▶ **Written request**
Your task is to transcribe all the entries exactly, excluding pictures.

(Stored data entries)
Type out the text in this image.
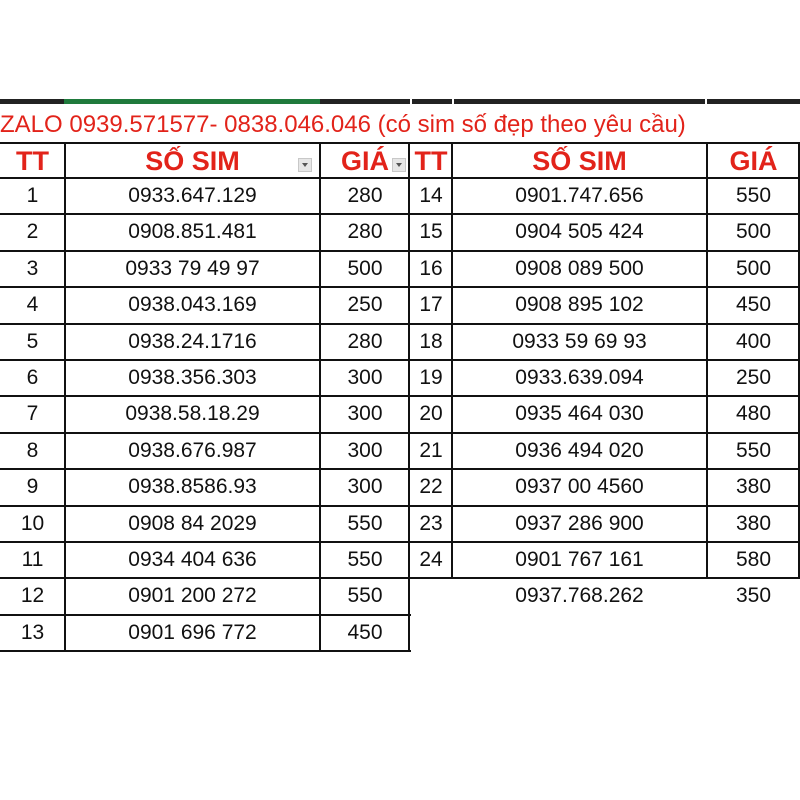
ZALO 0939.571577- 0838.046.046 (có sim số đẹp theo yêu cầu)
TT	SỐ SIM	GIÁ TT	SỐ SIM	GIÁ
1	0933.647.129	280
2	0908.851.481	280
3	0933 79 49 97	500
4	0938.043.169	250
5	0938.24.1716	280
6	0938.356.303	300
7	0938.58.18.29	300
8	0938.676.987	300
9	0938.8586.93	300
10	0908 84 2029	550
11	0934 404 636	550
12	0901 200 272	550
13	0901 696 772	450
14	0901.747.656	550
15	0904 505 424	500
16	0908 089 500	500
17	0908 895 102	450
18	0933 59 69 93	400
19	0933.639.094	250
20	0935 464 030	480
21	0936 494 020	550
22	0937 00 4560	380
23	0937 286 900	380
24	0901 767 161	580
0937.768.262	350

▶ **Answer in full**
Type out the text in this image.
ZALO 0939.571577- 0838.046.046 (có sim số đẹp theo yêu cầu)
TT	SỐ SIM	GIÁ TT	SỐ SIM	GIÁ
1	0933.647.129	280
2	0908.851.481	280
3	0933 79 49 97	500
4	0938.043.169	250
5	0938.24.1716	280
6	0938.356.303	300
7	0938.58.18.29	300
8	0938.676.987	300
9	0938.8586.93	300
10	0908 84 2029	550
11	0934 404 636	550
12	0901 200 272	550
13	0901 696 772	450
14	0901.747.656	550
15	0904 505 424	500
16	0908 089 500	500
17	0908 895 102	450
18	0933 59 69 93	400
19	0933.639.094	250
20	0935 464 030	480
21	0936 494 020	550
22	0937 00 4560	380
23	0937 286 900	380
24	0901 767 161	580
0937.768.262	350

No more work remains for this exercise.